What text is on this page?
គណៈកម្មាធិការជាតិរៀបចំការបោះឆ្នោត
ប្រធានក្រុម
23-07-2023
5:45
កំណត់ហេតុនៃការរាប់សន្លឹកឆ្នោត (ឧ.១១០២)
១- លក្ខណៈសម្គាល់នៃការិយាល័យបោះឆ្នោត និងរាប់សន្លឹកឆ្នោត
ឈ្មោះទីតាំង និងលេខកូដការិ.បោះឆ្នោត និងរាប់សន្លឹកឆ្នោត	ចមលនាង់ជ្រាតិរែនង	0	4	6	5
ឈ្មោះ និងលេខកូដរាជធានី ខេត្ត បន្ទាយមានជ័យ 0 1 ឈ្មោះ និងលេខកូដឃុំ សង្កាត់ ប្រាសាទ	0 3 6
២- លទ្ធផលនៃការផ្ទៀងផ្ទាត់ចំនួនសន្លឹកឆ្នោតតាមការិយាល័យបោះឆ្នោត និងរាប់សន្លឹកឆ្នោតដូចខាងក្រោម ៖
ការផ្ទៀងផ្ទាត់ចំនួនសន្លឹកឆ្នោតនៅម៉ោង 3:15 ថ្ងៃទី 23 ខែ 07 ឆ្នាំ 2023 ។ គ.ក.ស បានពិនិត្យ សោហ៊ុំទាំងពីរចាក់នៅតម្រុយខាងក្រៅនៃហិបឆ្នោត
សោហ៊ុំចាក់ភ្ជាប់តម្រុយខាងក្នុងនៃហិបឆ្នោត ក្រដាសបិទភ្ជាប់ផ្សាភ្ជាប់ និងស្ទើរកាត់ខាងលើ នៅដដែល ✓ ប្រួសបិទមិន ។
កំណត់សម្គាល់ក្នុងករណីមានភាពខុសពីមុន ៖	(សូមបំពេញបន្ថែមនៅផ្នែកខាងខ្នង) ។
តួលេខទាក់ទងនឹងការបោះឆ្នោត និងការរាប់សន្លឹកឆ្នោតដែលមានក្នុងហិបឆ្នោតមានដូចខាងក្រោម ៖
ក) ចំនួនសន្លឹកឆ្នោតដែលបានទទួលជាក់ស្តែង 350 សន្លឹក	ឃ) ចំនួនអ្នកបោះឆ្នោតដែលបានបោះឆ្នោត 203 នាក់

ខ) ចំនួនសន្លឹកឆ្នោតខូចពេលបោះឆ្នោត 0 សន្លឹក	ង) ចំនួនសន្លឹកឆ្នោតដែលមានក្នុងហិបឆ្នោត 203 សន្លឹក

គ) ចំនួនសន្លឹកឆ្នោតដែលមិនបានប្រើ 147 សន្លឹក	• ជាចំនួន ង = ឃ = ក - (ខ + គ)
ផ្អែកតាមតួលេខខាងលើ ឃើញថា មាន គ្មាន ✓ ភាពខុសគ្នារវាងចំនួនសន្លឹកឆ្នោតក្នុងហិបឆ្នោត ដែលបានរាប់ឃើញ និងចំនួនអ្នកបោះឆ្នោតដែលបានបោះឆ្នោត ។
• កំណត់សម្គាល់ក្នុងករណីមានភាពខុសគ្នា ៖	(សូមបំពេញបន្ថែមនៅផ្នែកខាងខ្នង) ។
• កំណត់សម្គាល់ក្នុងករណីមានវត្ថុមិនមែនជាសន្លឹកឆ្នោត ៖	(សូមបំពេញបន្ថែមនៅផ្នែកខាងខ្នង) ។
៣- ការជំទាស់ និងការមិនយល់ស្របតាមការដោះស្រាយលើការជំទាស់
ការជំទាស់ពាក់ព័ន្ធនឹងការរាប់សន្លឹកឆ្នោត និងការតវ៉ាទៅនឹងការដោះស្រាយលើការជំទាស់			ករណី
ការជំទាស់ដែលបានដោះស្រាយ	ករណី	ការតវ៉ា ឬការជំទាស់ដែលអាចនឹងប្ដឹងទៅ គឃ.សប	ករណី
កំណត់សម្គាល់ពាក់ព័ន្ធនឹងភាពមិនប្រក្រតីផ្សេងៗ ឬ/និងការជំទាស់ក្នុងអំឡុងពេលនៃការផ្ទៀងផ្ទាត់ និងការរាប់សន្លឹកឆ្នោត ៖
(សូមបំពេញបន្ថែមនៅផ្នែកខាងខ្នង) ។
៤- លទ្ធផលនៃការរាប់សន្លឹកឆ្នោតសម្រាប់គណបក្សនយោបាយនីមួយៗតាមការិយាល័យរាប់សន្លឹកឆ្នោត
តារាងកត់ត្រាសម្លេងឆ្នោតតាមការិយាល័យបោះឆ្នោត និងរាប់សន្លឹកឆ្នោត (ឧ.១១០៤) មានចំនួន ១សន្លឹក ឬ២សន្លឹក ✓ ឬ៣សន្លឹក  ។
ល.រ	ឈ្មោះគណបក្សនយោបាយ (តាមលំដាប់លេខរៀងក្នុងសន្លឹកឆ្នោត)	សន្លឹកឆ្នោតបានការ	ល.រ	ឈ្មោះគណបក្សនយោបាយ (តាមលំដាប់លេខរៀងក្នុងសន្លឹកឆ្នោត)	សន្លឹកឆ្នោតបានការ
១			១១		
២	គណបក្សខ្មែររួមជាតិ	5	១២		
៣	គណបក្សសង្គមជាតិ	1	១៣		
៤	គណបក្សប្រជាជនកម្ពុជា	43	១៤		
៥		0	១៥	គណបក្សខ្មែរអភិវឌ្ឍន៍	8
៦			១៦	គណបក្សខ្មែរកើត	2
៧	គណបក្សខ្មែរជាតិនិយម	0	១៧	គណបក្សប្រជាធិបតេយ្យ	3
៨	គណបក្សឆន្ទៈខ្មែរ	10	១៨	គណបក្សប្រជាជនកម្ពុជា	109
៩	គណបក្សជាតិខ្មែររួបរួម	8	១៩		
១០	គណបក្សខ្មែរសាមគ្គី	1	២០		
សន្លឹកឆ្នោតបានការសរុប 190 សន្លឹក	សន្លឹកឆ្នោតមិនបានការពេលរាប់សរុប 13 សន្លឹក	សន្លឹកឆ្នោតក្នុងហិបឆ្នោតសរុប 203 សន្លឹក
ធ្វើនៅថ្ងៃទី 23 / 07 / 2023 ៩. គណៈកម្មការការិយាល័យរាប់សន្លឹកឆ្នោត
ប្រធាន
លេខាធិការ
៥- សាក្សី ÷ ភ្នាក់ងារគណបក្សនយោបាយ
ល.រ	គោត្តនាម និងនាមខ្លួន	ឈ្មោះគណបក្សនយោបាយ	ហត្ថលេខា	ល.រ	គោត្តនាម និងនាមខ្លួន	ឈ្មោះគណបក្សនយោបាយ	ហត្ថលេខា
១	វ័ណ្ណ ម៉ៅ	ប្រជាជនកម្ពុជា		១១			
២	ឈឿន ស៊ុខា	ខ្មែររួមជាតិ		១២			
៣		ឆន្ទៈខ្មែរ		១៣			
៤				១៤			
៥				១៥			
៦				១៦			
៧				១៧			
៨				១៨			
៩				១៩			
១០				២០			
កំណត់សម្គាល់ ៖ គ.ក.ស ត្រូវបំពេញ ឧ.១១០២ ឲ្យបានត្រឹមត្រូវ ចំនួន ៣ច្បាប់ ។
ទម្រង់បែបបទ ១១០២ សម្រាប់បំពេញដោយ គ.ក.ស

= = = =

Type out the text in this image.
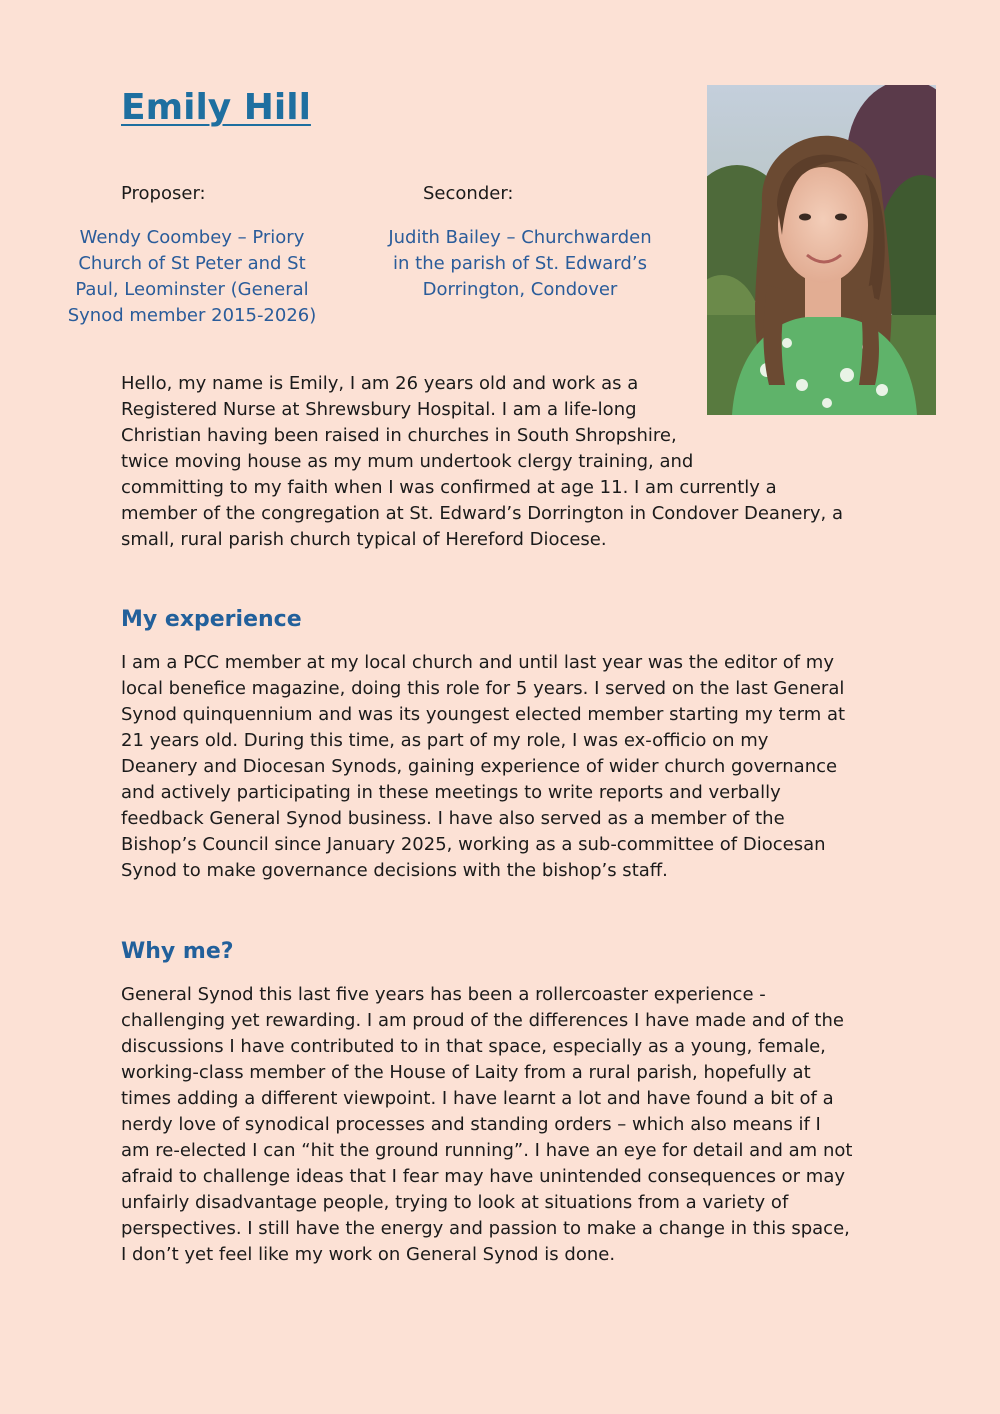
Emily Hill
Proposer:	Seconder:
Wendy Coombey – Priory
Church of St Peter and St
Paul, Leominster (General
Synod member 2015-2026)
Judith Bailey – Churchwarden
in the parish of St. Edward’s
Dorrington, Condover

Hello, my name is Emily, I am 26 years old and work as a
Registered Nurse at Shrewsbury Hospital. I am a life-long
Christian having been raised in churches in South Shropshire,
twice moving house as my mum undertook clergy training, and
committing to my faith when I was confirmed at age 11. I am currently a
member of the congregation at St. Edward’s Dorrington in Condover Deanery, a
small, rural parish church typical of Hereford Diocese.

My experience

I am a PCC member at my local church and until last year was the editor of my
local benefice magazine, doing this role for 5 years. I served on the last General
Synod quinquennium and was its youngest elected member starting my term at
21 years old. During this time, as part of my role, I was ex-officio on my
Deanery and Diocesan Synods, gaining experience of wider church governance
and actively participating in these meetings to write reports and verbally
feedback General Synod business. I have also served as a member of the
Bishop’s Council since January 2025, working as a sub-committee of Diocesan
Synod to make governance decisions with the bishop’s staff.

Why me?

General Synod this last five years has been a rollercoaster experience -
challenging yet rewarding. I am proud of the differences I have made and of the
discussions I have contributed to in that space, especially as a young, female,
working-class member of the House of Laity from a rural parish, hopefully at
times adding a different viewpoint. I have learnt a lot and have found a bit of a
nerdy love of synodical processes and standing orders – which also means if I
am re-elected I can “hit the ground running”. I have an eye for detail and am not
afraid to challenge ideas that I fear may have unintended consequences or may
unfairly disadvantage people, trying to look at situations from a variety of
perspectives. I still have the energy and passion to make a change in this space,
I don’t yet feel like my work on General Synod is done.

= = = =

**Problem to work on:** Return only those lines of the records that contain the string "years".

**Final result:**
Hello, my name is Emily, I am 26 years old and work as a
local benefice magazine, doing this role for 5 years. I served on the last General
21 years old. During this time, as part of my role, I was ex-officio on my
General Synod this last five years has been a rollercoaster experience -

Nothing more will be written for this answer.